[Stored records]
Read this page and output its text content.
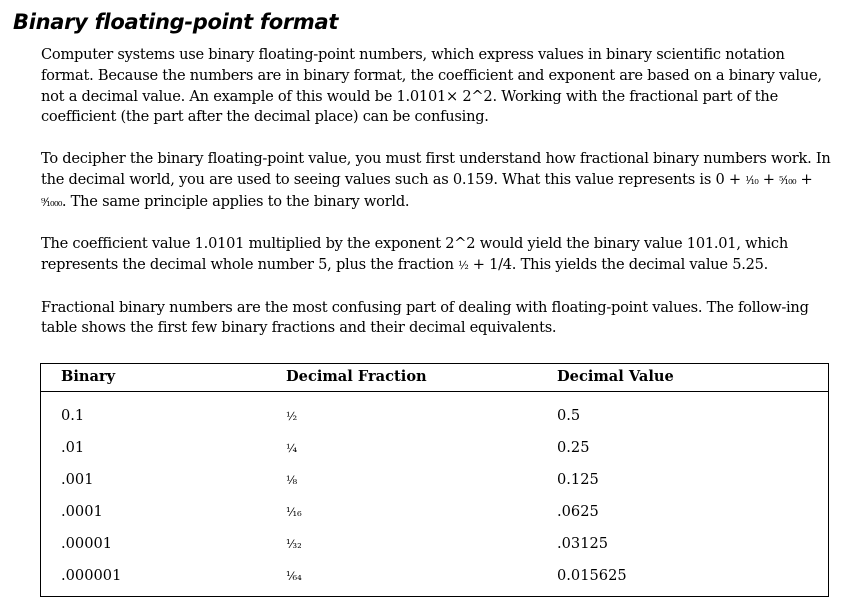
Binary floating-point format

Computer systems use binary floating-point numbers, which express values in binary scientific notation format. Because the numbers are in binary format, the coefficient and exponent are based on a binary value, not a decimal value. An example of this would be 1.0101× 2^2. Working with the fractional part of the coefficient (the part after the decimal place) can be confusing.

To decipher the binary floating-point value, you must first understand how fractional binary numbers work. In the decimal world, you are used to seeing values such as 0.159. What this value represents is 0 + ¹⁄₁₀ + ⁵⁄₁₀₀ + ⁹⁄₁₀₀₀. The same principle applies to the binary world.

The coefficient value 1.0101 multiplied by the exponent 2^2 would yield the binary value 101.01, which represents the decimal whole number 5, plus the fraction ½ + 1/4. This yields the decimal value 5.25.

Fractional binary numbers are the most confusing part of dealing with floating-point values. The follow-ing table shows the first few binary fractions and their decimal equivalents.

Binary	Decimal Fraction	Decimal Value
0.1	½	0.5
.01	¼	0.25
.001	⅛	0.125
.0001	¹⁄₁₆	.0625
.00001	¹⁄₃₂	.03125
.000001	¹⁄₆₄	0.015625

- **GIVEN EXERCISE**: The records above need to be given again exactly. Omit the pictures.

- **ANSWER TO THIS EXERCISE**:
Read this page and output its text content.
Binary floating-point format

Computer systems use binary floating-point numbers, which express values in binary scientific notation format. Because the numbers are in binary format, the coefficient and exponent are based on a binary value, not a decimal value. An example of this would be 1.0101× 2^2. Working with the fractional part of the coefficient (the part after the decimal place) can be confusing.

To decipher the binary floating-point value, you must first understand how fractional binary numbers work. In the decimal world, you are used to seeing values such as 0.159. What this value represents is 0 + ¹⁄₁₀ + ⁵⁄₁₀₀ + ⁹⁄₁₀₀₀. The same principle applies to the binary world.

The coefficient value 1.0101 multiplied by the exponent 2^2 would yield the binary value 101.01, which represents the decimal whole number 5, plus the fraction ½ + 1/4. This yields the decimal value 5.25.

Fractional binary numbers are the most confusing part of dealing with floating-point values. The follow-ing table shows the first few binary fractions and their decimal equivalents.

Binary	Decimal Fraction	Decimal Value
0.1	½	0.5
.01	¼	0.25
.001	⅛	0.125
.0001	¹⁄₁₆	.0625
.00001	¹⁄₃₂	.03125
.000001	¹⁄₆₄	0.015625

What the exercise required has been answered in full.